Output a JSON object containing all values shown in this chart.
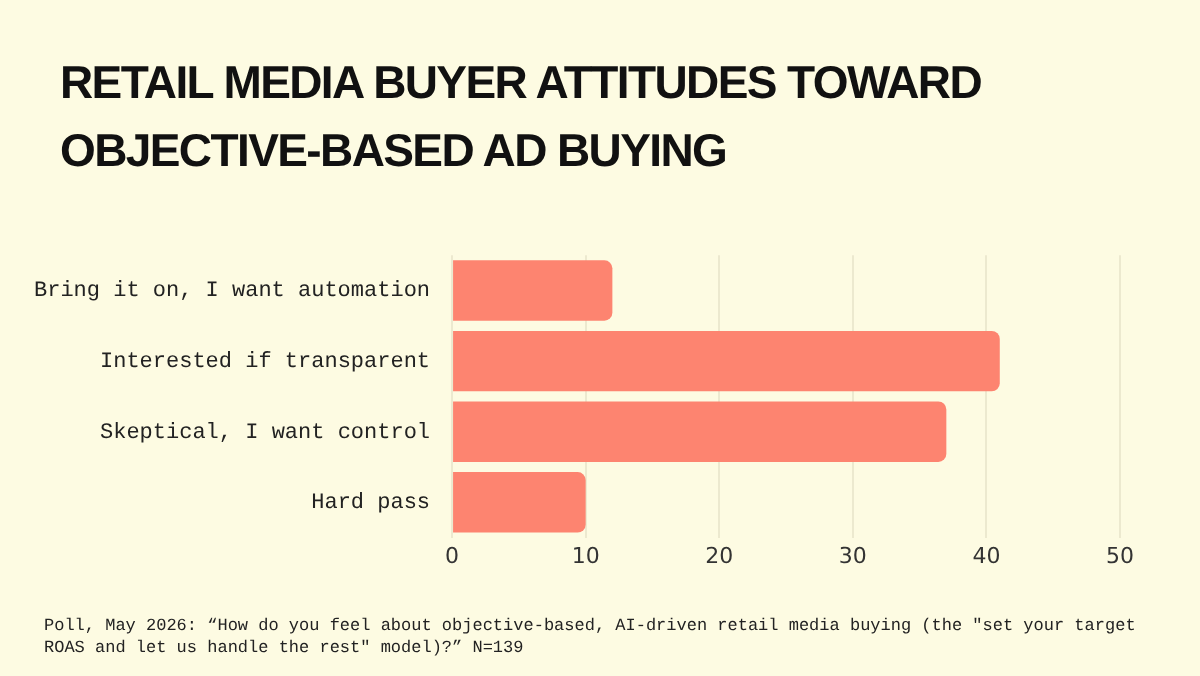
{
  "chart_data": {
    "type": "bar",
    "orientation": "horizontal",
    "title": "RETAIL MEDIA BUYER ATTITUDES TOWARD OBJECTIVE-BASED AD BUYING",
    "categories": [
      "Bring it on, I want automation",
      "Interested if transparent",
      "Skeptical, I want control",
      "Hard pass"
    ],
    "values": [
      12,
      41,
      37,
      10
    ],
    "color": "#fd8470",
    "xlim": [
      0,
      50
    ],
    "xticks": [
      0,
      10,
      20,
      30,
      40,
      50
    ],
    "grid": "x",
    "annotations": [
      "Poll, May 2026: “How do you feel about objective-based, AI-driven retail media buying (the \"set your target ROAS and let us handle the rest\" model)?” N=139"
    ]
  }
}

_Task directions_
Output a faithful copy of the data, with each picture left out.

_Final result_
Output a JSON object containing all values shown in this chart.
{
  "chart_data": {
    "type": "bar",
    "orientation": "horizontal",
    "title": "RETAIL MEDIA BUYER ATTITUDES TOWARD OBJECTIVE-BASED AD BUYING",
    "categories": [
      "Bring it on, I want automation",
      "Interested if transparent",
      "Skeptical, I want control",
      "Hard pass"
    ],
    "values": [
      12,
      41,
      37,
      10
    ],
    "color": "#fd8470",
    "xlim": [
      0,
      50
    ],
    "xticks": [
      0,
      10,
      20,
      30,
      40,
      50
    ],
    "grid": "x",
    "annotations": [
      "Poll, May 2026: “How do you feel about objective-based, AI-driven retail media buying (the \"set your target ROAS and let us handle the rest\" model)?” N=139"
    ]
  }
}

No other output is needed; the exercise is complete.